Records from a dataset
----------

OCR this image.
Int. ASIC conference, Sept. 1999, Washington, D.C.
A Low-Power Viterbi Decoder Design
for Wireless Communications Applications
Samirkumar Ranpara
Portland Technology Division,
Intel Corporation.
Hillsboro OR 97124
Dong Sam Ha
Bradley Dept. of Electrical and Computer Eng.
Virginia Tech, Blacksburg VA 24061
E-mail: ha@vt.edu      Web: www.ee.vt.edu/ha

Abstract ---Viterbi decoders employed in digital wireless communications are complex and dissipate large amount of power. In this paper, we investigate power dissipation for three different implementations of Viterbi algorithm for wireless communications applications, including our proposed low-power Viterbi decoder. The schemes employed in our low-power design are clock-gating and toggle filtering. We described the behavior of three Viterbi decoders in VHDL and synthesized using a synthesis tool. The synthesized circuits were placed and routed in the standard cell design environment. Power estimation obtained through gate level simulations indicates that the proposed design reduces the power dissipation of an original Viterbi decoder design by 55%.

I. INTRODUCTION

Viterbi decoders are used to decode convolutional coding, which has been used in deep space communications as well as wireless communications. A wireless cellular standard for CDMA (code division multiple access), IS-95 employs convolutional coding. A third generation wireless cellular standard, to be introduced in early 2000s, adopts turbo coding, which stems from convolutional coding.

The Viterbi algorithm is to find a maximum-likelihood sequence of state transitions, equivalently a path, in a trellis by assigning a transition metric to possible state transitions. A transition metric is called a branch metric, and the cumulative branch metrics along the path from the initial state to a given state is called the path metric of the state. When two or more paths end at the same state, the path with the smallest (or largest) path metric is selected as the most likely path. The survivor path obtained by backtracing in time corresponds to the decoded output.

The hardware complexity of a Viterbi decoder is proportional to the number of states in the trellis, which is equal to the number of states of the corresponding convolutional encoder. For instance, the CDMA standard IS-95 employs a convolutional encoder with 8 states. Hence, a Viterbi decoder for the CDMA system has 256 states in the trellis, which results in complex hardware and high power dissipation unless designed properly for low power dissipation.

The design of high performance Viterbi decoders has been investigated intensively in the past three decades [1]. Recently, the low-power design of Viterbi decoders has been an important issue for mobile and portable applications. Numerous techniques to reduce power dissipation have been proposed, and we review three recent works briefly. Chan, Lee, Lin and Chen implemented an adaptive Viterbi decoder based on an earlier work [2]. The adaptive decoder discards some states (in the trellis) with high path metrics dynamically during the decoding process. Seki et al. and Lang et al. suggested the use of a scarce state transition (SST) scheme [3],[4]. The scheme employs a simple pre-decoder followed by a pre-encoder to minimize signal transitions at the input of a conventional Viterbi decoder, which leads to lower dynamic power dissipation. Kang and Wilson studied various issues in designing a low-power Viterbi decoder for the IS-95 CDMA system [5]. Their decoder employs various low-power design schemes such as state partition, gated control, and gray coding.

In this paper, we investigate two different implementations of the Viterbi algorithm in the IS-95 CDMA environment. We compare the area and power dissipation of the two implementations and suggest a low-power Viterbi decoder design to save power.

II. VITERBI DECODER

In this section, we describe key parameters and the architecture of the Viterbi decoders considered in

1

----------

Return every entry verbatim.

OCR this image.
Int. ASIC conference, Sept. 1999, Washington, D.C.
A Low-Power Viterbi Decoder Design
for Wireless Communications Applications
Samirkumar Ranpara
Portland Technology Division,
Intel Corporation.
Hillsboro OR 97124
Dong Sam Ha
Bradley Dept. of Electrical and Computer Eng.
Virginia Tech, Blacksburg VA 24061
E-mail: ha@vt.edu      Web: www.ee.vt.edu/ha

Abstract ---Viterbi decoders employed in digital wireless communications are complex and dissipate large amount of power. In this paper, we investigate power dissipation for three different implementations of Viterbi algorithm for wireless communications applications, including our proposed low-power Viterbi decoder. The schemes employed in our low-power design are clock-gating and toggle filtering. We described the behavior of three Viterbi decoders in VHDL and synthesized using a synthesis tool. The synthesized circuits were placed and routed in the standard cell design environment. Power estimation obtained through gate level simulations indicates that the proposed design reduces the power dissipation of an original Viterbi decoder design by 55%.

I. INTRODUCTION

Viterbi decoders are used to decode convolutional coding, which has been used in deep space communications as well as wireless communications. A wireless cellular standard for CDMA (code division multiple access), IS-95 employs convolutional coding. A third generation wireless cellular standard, to be introduced in early 2000s, adopts turbo coding, which stems from convolutional coding.

The Viterbi algorithm is to find a maximum-likelihood sequence of state transitions, equivalently a path, in a trellis by assigning a transition metric to possible state transitions. A transition metric is called a branch metric, and the cumulative branch metrics along the path from the initial state to a given state is called the path metric of the state. When two or more paths end at the same state, the path with the smallest (or largest) path metric is selected as the most likely path. The survivor path obtained by backtracing in time corresponds to the decoded output.

The hardware complexity of a Viterbi decoder is proportional to the number of states in the trellis, which is equal to the number of states of the corresponding convolutional encoder. For instance, the CDMA standard IS-95 employs a convolutional encoder with 8 states. Hence, a Viterbi decoder for the CDMA system has 256 states in the trellis, which results in complex hardware and high power dissipation unless designed properly for low power dissipation.

The design of high performance Viterbi decoders has been investigated intensively in the past three decades [1]. Recently, the low-power design of Viterbi decoders has been an important issue for mobile and portable applications. Numerous techniques to reduce power dissipation have been proposed, and we review three recent works briefly. Chan, Lee, Lin and Chen implemented an adaptive Viterbi decoder based on an earlier work [2]. The adaptive decoder discards some states (in the trellis) with high path metrics dynamically during the decoding process. Seki et al. and Lang et al. suggested the use of a scarce state transition (SST) scheme [3],[4]. The scheme employs a simple pre-decoder followed by a pre-encoder to minimize signal transitions at the input of a conventional Viterbi decoder, which leads to lower dynamic power dissipation. Kang and Wilson studied various issues in designing a low-power Viterbi decoder for the IS-95 CDMA system [5]. Their decoder employs various low-power design schemes such as state partition, gated control, and gray coding.

In this paper, we investigate two different implementations of the Viterbi algorithm in the IS-95 CDMA environment. We compare the area and power dissipation of the two implementations and suggest a low-power Viterbi decoder design to save power.

II. VITERBI DECODER

In this section, we describe key parameters and the architecture of the Viterbi decoders considered in

1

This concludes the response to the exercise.